> _STATED GOAL_
Each entry must appear again exactly as it does in the source.

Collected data
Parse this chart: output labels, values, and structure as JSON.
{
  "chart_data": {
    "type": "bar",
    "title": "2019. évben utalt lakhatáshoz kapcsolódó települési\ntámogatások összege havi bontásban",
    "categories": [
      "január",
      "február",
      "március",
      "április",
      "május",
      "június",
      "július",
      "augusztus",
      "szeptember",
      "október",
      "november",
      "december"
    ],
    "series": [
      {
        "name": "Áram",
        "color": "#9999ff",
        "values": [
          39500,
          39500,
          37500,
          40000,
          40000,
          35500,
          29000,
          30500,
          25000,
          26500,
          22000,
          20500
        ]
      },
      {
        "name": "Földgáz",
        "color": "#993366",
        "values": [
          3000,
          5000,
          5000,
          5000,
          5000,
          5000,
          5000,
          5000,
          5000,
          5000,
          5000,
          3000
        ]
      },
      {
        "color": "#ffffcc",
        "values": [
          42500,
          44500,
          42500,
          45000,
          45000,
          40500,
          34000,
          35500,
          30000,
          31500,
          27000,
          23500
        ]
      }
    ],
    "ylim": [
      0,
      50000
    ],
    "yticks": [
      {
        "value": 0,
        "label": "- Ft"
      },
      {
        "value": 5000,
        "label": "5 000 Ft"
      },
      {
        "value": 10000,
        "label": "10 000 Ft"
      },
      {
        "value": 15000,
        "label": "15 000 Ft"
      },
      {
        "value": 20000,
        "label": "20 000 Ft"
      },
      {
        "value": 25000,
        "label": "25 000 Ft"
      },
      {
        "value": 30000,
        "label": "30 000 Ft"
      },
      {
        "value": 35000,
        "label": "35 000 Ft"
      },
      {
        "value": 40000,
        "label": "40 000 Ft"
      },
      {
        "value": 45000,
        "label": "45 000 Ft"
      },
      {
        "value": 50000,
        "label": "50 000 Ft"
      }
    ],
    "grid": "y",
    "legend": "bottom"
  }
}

> _EXERCISE SOLUTION_
Parse this chart: output labels, values, and structure as JSON.
{
  "chart_data": {
    "type": "bar",
    "title": "2019. évben utalt lakhatáshoz kapcsolódó települési\ntámogatások összege havi bontásban",
    "categories": [
      "január",
      "február",
      "március",
      "április",
      "május",
      "június",
      "július",
      "augusztus",
      "szeptember",
      "október",
      "november",
      "december"
    ],
    "series": [
      {
        "name": "Áram",
        "color": "#9999ff",
        "values": [
          39500,
          39500,
          37500,
          40000,
          40000,
          35500,
          29000,
          30500,
          25000,
          26500,
          22000,
          20500
        ]
      },
      {
        "name": "Földgáz",
        "color": "#993366",
        "values": [
          3000,
          5000,
          5000,
          5000,
          5000,
          5000,
          5000,
          5000,
          5000,
          5000,
          5000,
          3000
        ]
      },
      {
        "color": "#ffffcc",
        "values": [
          42500,
          44500,
          42500,
          45000,
          45000,
          40500,
          34000,
          35500,
          30000,
          31500,
          27000,
          23500
        ]
      }
    ],
    "ylim": [
      0,
      50000
    ],
    "yticks": [
      {
        "value": 0,
        "label": "- Ft"
      },
      {
        "value": 5000,
        "label": "5 000 Ft"
      },
      {
        "value": 10000,
        "label": "10 000 Ft"
      },
      {
        "value": 15000,
        "label": "15 000 Ft"
      },
      {
        "value": 20000,
        "label": "20 000 Ft"
      },
      {
        "value": 25000,
        "label": "25 000 Ft"
      },
      {
        "value": 30000,
        "label": "30 000 Ft"
      },
      {
        "value": 35000,
        "label": "35 000 Ft"
      },
      {
        "value": 40000,
        "label": "40 000 Ft"
      },
      {
        "value": 45000,
        "label": "45 000 Ft"
      },
      {
        "value": 50000,
        "label": "50 000 Ft"
      }
    ],
    "grid": "y",
    "legend": "bottom"
  }
}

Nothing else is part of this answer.